Report how many lines hold the string "Animal". Give the number and nothing else.
● ● ● ●
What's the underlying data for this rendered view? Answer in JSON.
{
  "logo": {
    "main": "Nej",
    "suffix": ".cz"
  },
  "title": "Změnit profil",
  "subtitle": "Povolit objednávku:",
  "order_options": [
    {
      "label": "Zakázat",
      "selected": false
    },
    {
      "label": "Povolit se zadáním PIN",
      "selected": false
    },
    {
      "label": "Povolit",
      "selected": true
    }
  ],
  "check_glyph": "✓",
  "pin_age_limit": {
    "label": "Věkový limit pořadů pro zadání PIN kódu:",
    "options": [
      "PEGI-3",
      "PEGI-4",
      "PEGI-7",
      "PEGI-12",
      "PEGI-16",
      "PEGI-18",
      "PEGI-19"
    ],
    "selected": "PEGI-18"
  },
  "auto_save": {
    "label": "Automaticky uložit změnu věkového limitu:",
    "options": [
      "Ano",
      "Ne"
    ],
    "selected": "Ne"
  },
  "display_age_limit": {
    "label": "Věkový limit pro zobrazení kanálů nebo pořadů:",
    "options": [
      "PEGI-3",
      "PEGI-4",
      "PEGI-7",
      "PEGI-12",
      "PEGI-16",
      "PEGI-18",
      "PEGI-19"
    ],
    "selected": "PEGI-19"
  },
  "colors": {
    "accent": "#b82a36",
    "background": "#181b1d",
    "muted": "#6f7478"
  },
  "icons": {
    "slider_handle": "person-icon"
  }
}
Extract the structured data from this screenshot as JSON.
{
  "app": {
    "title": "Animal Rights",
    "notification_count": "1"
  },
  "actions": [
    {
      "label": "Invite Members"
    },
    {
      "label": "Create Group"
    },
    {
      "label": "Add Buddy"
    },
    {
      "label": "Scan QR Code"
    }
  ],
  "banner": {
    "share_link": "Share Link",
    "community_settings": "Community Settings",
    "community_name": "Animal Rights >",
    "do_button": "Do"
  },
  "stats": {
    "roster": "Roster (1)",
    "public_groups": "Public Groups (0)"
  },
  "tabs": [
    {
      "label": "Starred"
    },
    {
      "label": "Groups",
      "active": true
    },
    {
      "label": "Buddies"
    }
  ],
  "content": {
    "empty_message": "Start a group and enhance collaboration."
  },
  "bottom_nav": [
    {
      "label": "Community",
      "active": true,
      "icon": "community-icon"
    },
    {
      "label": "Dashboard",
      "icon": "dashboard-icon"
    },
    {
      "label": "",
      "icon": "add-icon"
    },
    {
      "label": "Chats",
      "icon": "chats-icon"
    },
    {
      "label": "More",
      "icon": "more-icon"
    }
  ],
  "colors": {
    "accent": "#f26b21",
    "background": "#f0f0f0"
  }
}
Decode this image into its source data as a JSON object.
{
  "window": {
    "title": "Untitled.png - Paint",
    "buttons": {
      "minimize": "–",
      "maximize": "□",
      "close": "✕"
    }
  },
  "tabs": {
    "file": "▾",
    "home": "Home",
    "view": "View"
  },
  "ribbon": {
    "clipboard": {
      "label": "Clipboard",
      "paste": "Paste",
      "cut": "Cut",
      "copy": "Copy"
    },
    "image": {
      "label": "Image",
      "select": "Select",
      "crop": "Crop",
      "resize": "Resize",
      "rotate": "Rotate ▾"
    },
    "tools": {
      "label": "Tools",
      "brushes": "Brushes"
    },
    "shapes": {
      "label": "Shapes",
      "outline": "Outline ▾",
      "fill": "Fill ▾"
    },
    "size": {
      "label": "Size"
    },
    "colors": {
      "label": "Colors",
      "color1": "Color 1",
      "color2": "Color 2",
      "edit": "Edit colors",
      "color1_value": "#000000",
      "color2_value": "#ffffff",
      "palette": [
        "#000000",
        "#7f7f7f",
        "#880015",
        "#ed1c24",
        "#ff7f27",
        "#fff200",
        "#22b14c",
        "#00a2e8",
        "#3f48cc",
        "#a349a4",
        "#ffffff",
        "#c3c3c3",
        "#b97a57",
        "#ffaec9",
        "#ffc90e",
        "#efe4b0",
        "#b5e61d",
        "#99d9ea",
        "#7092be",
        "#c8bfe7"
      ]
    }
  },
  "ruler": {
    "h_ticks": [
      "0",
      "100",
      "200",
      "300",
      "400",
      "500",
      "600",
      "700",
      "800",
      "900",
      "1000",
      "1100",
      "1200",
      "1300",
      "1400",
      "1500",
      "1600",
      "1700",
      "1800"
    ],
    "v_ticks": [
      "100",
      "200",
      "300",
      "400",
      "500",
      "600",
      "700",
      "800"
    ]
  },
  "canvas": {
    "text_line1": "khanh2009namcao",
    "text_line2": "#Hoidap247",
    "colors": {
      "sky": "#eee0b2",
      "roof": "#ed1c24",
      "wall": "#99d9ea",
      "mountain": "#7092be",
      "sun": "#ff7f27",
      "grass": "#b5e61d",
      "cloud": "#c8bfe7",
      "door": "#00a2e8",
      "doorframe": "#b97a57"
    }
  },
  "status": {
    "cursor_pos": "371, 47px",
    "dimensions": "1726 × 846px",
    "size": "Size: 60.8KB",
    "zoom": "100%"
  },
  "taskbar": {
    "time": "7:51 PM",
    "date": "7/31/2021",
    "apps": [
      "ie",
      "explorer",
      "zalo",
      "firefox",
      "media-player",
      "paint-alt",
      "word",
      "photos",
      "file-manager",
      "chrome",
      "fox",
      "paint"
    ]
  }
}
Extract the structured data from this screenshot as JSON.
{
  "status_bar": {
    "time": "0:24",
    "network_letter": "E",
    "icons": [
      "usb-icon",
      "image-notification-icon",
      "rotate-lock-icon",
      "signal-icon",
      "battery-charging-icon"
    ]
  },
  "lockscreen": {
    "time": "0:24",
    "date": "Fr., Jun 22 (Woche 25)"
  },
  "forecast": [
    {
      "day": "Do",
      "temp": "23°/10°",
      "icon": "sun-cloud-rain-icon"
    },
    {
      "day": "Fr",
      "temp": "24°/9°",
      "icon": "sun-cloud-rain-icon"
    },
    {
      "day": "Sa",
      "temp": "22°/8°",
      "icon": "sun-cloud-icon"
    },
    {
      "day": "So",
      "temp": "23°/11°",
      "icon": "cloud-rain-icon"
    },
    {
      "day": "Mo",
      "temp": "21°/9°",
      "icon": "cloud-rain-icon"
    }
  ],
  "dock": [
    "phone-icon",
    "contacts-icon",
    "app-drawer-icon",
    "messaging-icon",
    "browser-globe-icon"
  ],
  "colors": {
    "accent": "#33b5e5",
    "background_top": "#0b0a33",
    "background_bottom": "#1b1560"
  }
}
● ● ● ●
- Task output
2